• WHAT IS ASKED:
Emit the entire listing verbatim.
[Start of INPUT RECORDS]
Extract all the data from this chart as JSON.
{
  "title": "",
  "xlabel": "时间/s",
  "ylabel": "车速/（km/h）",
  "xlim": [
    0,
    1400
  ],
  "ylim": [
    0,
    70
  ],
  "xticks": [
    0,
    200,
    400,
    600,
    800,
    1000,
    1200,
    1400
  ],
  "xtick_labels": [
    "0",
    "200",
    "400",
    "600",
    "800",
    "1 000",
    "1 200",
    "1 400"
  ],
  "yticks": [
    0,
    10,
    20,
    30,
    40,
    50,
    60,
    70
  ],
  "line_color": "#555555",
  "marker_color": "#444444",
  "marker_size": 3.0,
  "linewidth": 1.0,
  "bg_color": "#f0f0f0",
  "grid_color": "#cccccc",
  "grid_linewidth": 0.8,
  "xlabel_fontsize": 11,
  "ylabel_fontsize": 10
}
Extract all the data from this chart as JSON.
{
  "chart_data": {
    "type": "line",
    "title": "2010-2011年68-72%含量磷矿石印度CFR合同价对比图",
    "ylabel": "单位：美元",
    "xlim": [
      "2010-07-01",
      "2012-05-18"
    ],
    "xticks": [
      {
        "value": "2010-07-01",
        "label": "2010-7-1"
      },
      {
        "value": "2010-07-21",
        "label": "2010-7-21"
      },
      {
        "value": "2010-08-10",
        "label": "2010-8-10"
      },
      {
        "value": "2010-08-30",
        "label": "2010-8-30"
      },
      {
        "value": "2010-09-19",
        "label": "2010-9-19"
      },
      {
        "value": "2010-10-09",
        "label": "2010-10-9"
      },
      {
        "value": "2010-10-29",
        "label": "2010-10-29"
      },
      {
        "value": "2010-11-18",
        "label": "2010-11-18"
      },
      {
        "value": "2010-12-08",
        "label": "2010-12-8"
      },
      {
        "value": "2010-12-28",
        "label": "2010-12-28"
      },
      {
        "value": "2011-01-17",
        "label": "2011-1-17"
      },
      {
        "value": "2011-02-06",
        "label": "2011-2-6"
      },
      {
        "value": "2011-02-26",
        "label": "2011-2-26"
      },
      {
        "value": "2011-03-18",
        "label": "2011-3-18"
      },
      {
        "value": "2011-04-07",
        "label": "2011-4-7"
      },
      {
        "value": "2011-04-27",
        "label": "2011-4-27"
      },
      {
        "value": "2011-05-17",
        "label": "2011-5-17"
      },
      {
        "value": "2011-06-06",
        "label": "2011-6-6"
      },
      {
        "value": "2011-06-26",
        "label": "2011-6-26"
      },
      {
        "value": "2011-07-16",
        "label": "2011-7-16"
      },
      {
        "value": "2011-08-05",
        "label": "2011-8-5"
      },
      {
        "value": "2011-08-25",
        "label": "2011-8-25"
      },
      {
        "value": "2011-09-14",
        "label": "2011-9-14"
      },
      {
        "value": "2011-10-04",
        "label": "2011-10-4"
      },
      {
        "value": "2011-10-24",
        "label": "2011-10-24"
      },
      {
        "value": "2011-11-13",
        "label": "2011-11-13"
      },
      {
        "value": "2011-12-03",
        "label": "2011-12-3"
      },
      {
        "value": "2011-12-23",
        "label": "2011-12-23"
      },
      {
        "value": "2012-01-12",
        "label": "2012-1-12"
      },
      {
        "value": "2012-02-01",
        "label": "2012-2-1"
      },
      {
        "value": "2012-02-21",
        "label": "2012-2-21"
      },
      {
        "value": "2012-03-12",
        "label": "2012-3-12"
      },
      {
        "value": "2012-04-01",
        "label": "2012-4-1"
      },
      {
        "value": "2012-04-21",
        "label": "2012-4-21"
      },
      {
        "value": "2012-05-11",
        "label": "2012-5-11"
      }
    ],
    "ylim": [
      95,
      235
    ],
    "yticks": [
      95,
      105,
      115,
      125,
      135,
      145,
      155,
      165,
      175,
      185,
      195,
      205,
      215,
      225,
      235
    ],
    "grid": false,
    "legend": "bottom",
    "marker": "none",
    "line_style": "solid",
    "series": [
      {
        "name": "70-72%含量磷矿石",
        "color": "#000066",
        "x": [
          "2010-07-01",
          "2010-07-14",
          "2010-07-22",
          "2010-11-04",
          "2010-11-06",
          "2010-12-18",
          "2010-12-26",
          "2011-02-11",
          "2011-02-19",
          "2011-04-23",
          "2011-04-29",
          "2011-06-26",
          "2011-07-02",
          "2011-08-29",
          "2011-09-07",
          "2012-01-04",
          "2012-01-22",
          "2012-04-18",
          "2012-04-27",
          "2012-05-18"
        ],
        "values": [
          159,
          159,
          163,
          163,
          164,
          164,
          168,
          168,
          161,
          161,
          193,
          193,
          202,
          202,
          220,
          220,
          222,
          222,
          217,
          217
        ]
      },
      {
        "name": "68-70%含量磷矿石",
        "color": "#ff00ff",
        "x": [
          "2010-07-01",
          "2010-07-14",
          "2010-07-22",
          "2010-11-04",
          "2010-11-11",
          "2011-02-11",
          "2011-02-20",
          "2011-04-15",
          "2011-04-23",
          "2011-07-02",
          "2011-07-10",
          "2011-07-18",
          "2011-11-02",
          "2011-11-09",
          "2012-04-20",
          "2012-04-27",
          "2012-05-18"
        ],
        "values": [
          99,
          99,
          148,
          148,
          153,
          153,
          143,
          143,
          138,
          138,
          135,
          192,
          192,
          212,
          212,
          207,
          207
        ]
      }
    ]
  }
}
[End of INPUT RECORDS]
• WRITTEN REPLY:
Extract all the data from this chart as JSON.
{
  "title": "",
  "xlabel": "时间/s",
  "ylabel": "车速/（km/h）",
  "xlim": [
    0,
    1400
  ],
  "ylim": [
    0,
    70
  ],
  "xticks": [
    0,
    200,
    400,
    600,
    800,
    1000,
    1200,
    1400
  ],
  "xtick_labels": [
    "0",
    "200",
    "400",
    "600",
    "800",
    "1 000",
    "1 200",
    "1 400"
  ],
  "yticks": [
    0,
    10,
    20,
    30,
    40,
    50,
    60,
    70
  ],
  "line_color": "#555555",
  "marker_color": "#444444",
  "marker_size": 3.0,
  "linewidth": 1.0,
  "bg_color": "#f0f0f0",
  "grid_color": "#cccccc",
  "grid_linewidth": 0.8,
  "xlabel_fontsize": 11,
  "ylabel_fontsize": 10
}
Extract all the data from this chart as JSON.
{
  "chart_data": {
    "type": "line",
    "title": "2010-2011年68-72%含量磷矿石印度CFR合同价对比图",
    "ylabel": "单位：美元",
    "xlim": [
      "2010-07-01",
      "2012-05-18"
    ],
    "xticks": [
      {
        "value": "2010-07-01",
        "label": "2010-7-1"
      },
      {
        "value": "2010-07-21",
        "label": "2010-7-21"
      },
      {
        "value": "2010-08-10",
        "label": "2010-8-10"
      },
      {
        "value": "2010-08-30",
        "label": "2010-8-30"
      },
      {
        "value": "2010-09-19",
        "label": "2010-9-19"
      },
      {
        "value": "2010-10-09",
        "label": "2010-10-9"
      },
      {
        "value": "2010-10-29",
        "label": "2010-10-29"
      },
      {
        "value": "2010-11-18",
        "label": "2010-11-18"
      },
      {
        "value": "2010-12-08",
        "label": "2010-12-8"
      },
      {
        "value": "2010-12-28",
        "label": "2010-12-28"
      },
      {
        "value": "2011-01-17",
        "label": "2011-1-17"
      },
      {
        "value": "2011-02-06",
        "label": "2011-2-6"
      },
      {
        "value": "2011-02-26",
        "label": "2011-2-26"
      },
      {
        "value": "2011-03-18",
        "label": "2011-3-18"
      },
      {
        "value": "2011-04-07",
        "label": "2011-4-7"
      },
      {
        "value": "2011-04-27",
        "label": "2011-4-27"
      },
      {
        "value": "2011-05-17",
        "label": "2011-5-17"
      },
      {
        "value": "2011-06-06",
        "label": "2011-6-6"
      },
      {
        "value": "2011-06-26",
        "label": "2011-6-26"
      },
      {
        "value": "2011-07-16",
        "label": "2011-7-16"
      },
      {
        "value": "2011-08-05",
        "label": "2011-8-5"
      },
      {
        "value": "2011-08-25",
        "label": "2011-8-25"
      },
      {
        "value": "2011-09-14",
        "label": "2011-9-14"
      },
      {
        "value": "2011-10-04",
        "label": "2011-10-4"
      },
      {
        "value": "2011-10-24",
        "label": "2011-10-24"
      },
      {
        "value": "2011-11-13",
        "label": "2011-11-13"
      },
      {
        "value": "2011-12-03",
        "label": "2011-12-3"
      },
      {
        "value": "2011-12-23",
        "label": "2011-12-23"
      },
      {
        "value": "2012-01-12",
        "label": "2012-1-12"
      },
      {
        "value": "2012-02-01",
        "label": "2012-2-1"
      },
      {
        "value": "2012-02-21",
        "label": "2012-2-21"
      },
      {
        "value": "2012-03-12",
        "label": "2012-3-12"
      },
      {
        "value": "2012-04-01",
        "label": "2012-4-1"
      },
      {
        "value": "2012-04-21",
        "label": "2012-4-21"
      },
      {
        "value": "2012-05-11",
        "label": "2012-5-11"
      }
    ],
    "ylim": [
      95,
      235
    ],
    "yticks": [
      95,
      105,
      115,
      125,
      135,
      145,
      155,
      165,
      175,
      185,
      195,
      205,
      215,
      225,
      235
    ],
    "grid": false,
    "legend": "bottom",
    "marker": "none",
    "line_style": "solid",
    "series": [
      {
        "name": "70-72%含量磷矿石",
        "color": "#000066",
        "x": [
          "2010-07-01",
          "2010-07-14",
          "2010-07-22",
          "2010-11-04",
          "2010-11-06",
          "2010-12-18",
          "2010-12-26",
          "2011-02-11",
          "2011-02-19",
          "2011-04-23",
          "2011-04-29",
          "2011-06-26",
          "2011-07-02",
          "2011-08-29",
          "2011-09-07",
          "2012-01-04",
          "2012-01-22",
          "2012-04-18",
          "2012-04-27",
          "2012-05-18"
        ],
        "values": [
          159,
          159,
          163,
          163,
          164,
          164,
          168,
          168,
          161,
          161,
          193,
          193,
          202,
          202,
          220,
          220,
          222,
          222,
          217,
          217
        ]
      },
      {
        "name": "68-70%含量磷矿石",
        "color": "#ff00ff",
        "x": [
          "2010-07-01",
          "2010-07-14",
          "2010-07-22",
          "2010-11-04",
          "2010-11-11",
          "2011-02-11",
          "2011-02-20",
          "2011-04-15",
          "2011-04-23",
          "2011-07-02",
          "2011-07-10",
          "2011-07-18",
          "2011-11-02",
          "2011-11-09",
          "2012-04-20",
          "2012-04-27",
          "2012-05-18"
        ],
        "values": [
          99,
          99,
          148,
          148,
          153,
          153,
          143,
          143,
          138,
          138,
          135,
          192,
          192,
          212,
          212,
          207,
          207
        ]
      }
    ]
  }
}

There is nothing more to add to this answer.